[STATED PROBLEM]
Answer with one number only: the number of lines that include the word "Bachelor".

━━━━━ DATASET ━━━━━

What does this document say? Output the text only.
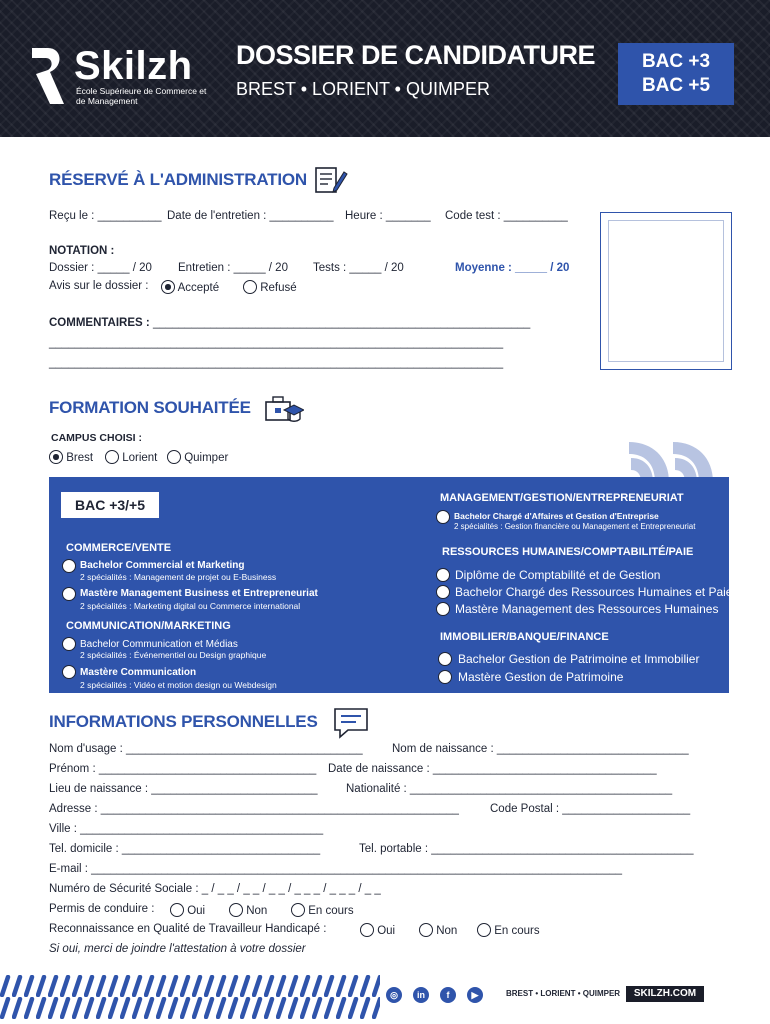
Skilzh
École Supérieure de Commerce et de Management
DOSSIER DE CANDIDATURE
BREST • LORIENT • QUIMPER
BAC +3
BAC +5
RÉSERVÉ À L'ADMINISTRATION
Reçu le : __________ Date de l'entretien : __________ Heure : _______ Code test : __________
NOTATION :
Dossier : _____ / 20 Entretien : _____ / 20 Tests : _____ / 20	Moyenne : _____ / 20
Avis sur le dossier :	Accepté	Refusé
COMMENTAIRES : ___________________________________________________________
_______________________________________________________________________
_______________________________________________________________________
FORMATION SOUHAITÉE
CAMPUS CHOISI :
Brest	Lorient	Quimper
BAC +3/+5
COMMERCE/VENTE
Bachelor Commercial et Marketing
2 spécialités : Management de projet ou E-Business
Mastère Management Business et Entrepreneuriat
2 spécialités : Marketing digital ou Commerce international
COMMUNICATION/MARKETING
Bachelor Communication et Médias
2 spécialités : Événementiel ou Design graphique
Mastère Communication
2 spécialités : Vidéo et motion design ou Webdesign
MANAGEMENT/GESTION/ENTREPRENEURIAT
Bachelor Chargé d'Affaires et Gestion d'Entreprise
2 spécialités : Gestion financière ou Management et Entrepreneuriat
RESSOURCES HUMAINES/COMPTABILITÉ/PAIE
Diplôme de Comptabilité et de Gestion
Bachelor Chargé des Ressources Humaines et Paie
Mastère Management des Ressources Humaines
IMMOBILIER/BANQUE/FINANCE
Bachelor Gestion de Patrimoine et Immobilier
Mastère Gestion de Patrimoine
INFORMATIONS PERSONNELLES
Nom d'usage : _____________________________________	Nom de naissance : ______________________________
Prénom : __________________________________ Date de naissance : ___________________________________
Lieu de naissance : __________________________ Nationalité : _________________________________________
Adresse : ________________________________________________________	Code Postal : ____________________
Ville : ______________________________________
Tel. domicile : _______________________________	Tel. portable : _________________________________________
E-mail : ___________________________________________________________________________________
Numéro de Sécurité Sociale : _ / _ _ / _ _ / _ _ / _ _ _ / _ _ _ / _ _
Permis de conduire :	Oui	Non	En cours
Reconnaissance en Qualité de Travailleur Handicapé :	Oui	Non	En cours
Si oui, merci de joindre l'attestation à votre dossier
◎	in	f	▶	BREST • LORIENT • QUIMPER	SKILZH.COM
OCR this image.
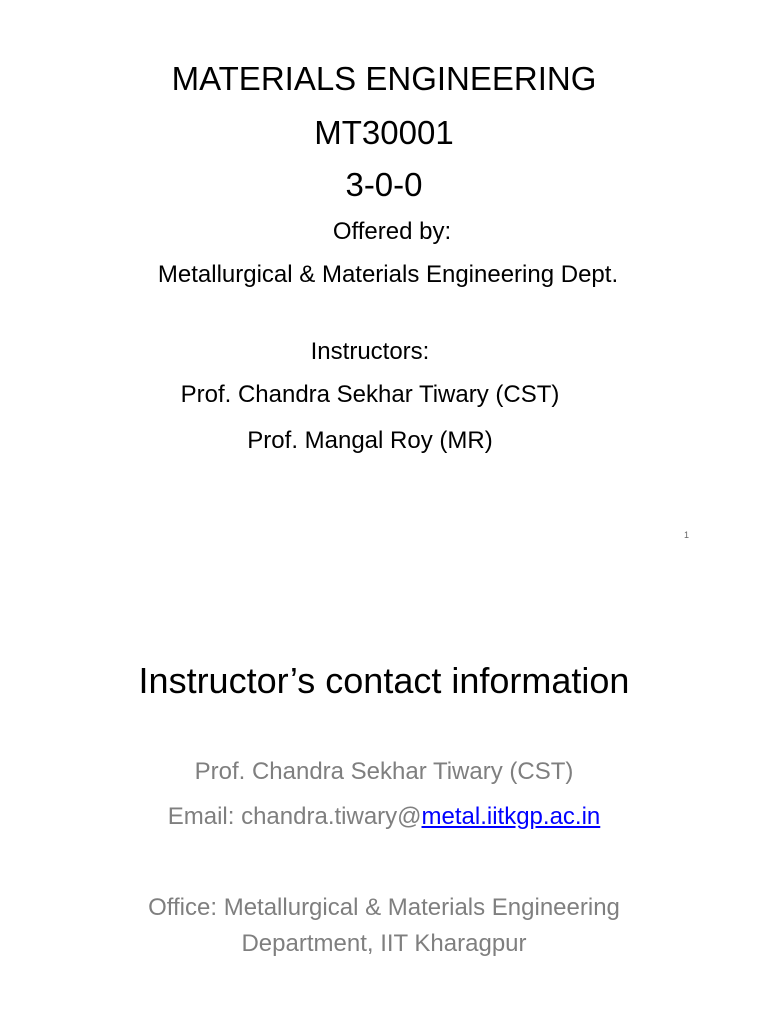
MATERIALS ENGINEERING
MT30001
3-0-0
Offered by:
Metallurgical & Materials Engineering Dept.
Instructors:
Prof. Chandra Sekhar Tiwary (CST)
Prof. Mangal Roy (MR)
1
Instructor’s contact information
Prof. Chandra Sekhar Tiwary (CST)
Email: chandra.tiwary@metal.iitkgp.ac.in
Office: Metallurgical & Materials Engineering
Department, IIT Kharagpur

━━━━━

[COMPLETE ANSWER]
5